» 課題 1
下のお墓についての本文では、「無墓制」はどこで報告されていると書かれていますか。

» 本文
• • • •

骨仏は、明治20年から始まった、古くからの伝統です。
しかし、「お墓を作りたくない」「でもきちんと供養してもらいたい」
と悩む現代人にぴったりの供養法ということで、最近注目を浴びています。

以上お墓を買わない選択肢をご紹介しました。墓石のお墓を建てなければ、費用はぐっと抑えることができます。

幅広い選択肢の中から、ご自身に合った供養方法を選んでみましょう。

とはいえ、お墓がないって世間的に見てどうなの?親戚から何か言われないだろうか?と心配になる方もいらっしゃるでしょう。そこで次の章では、お墓が無い家はあるのか?という内容をご紹介します。

お墓がない家は意外と存在する

「お墓がない家」と言葉に表すと、「そんな家があるの?」と驚くかもしれませんが、お墓がない家は意外と存在します。

さまざまなパターンがありますので、順にご紹介します。

お墓の承継者ではない

実家から独立して家族を作り、またお墓の承継者ではない人は、
「実家にお墓はあるが、自分たちが入るお墓ではない」という状況になります。

お墓の継承者とは、通常は長男や長女です。
しかし長女がお嫁に行き、名字が変わった場合は下の子どもが承継者となるのが一般的です。

なお、長男が独立して家を持ち、下の子どもが実家を継いだ場合にも、家を継いだ人が承継者となるでしょう。

実家のお墓が遠く、自分たちのお墓として使えない

お墓の承継者であっても、実家のお墓が遠く自分たちのお墓として使えないときは、「お墓がない」という状況になります。
とくに注意したいのが、夫は実家のお墓を使う気持ちでいても、妻にはその気がない場合です。

妻側の立場で考えれば、住んだこともない土地に葬られるということになりますから、抵抗があって当然でしょう。
「お墓はある」と思い込んでいた人は、配偶者の反対にあって初めて「お墓がない」と気づくことになります。

両親が墓じまいをした

両親が「遠く離れている子どもたちに迷惑はかけまい」と墓じまいを実行した場合、子どもたちにはお墓がありません。墓じまいとは、今あるお墓を撤去して霊園の管理者に返還することです。

取り出された先祖代々の遺骨は、新しいお墓へ引き継がれることもありますが
「もうお墓は作らない」と決心したときは、他の人の遺骨と一緒に供養塔などへ納骨したり、散骨をしたりします。

両親も「自分たちの遺骨は供養塔へ納骨してほしい、散骨してほしい」と希望すれば、お墓がないという状況になります。

さらに詳しく知りたい人は、「墓じまいの流れと注意点を紹介!」の記事を参考にしてください。

先祖代々お墓がない

先祖代々お墓がない家もあります。
「無墓制(むぼせい)」といって、福井県や滋賀県の一部で報告されています。

お墓がなくて、遺骨をどうするのかといえば、信仰している宗派の本山に全ての遺骨を納骨してしまうのです。

• • • •

» 課題 2
下の記録から、「chevron-down-icon — [619, 69, 631, 77]」を含む行から「nav-key-topics[interactable]: Key Topics」を含む行まで(両方の行を含む)をそのまま返してください。

• • • •

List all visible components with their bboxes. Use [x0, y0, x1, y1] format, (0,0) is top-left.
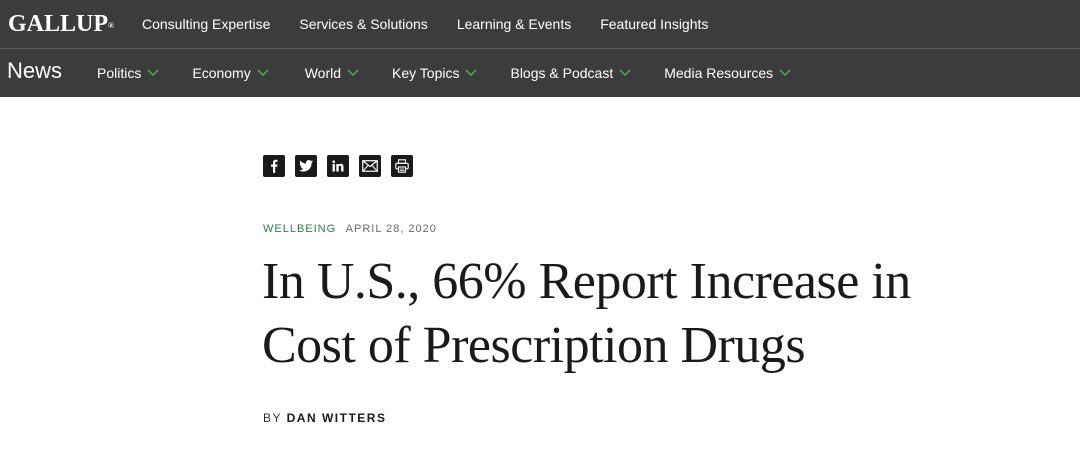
chevron-down-icon — [619, 69, 631, 77]
linkedin-icon — [332, 160, 344, 172]
article-category-link[interactable]: WELLBEING — [263, 223, 336, 235]
nav-key-topics[interactable]: Key Topics — [392, 65, 478, 81]
share-twitter-button[interactable] — [295, 155, 317, 177]
article-date: APRIL 28, 2020 — [345, 223, 437, 235]
top-navigation-bar: GALLUP® Consulting Expertise Services & … — [0, 0, 1080, 48]
share-facebook-button[interactable] — [263, 155, 285, 177]
nav-politics[interactable]: Politics — [97, 65, 159, 81]
chevron-down-icon — [465, 69, 478, 77]
primary-nav: Consulting Expertise Services & Solution… — [142, 0, 737, 48]
logo-registered-mark: ® — [108, 21, 114, 30]
nav-consulting-expertise[interactable]: Consulting Expertise — [142, 16, 270, 32]
byline-prefix: BY — [263, 411, 282, 425]
nav-world-label: World — [304, 65, 342, 81]
nav-blogs-podcast[interactable]: Blogs & Podcast — [510, 65, 631, 81]
nav-world[interactable]: World — [305, 65, 359, 81]
email-icon — [362, 160, 378, 172]
gallup-logo[interactable]: GALLUP® — [8, 10, 114, 38]
chevron-down-icon — [347, 69, 359, 77]
share-email-button[interactable] — [359, 155, 381, 177]
news-nav: Politics Economy World Key Topics Blogs … — [97, 49, 824, 97]
facebook-icon — [271, 159, 278, 173]
nav-media-resources[interactable]: Media Resources — [664, 65, 791, 81]
chevron-down-icon — [257, 69, 269, 77]
article-byline: BY DAN WITTERS — [263, 410, 386, 426]
nav-featured-insights[interactable]: Featured Insights — [600, 16, 708, 32]
nav-blogs-podcast-label: Blogs & Podcast — [510, 65, 614, 81]
twitter-icon — [299, 160, 313, 172]
print-icon — [395, 159, 409, 173]
article-title: In U.S., 66% Report Increase in Cost of … — [262, 253, 911, 374]
nav-services-solutions[interactable]: Services & Solutions — [299, 16, 427, 32]
nav-learning-events[interactable]: Learning & Events — [457, 16, 571, 32]
nav-key-topics-label: Key Topics — [392, 65, 460, 81]
share-toolbar — [263, 155, 423, 177]
nav-economy-label: Economy — [192, 65, 251, 81]
chevron-down-icon — [147, 69, 159, 77]
news-navigation-bar: News Politics Economy World Key Topics B… — [0, 49, 1080, 97]
author-link[interactable]: DAN WITTERS — [287, 411, 387, 425]
chevron-down-icon — [779, 69, 791, 77]
nav-economy[interactable]: Economy — [192, 65, 269, 81]
nav-media-resources-label: Media Resources — [664, 65, 774, 81]
print-button[interactable] — [391, 155, 413, 177]
logo-text: GALLUP — [8, 11, 109, 37]
share-linkedin-button[interactable] — [327, 155, 349, 177]
section-title-news[interactable]: News — [7, 58, 62, 84]
nav-politics-label: Politics — [97, 65, 142, 81]
article-meta: WELLBEING APRIL 28, 2020 — [263, 222, 437, 236]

• • • •

» 正解の出力 1
福井県や滋賀県の一部

» 正解の出力 2
chevron-down-icon — [619, 69, 631, 77]
linkedin-icon — [332, 160, 344, 172]
article-category-link[interactable]: WELLBEING — [263, 223, 336, 235]
nav-key-topics[interactable]: Key Topics — [392, 65, 478, 81]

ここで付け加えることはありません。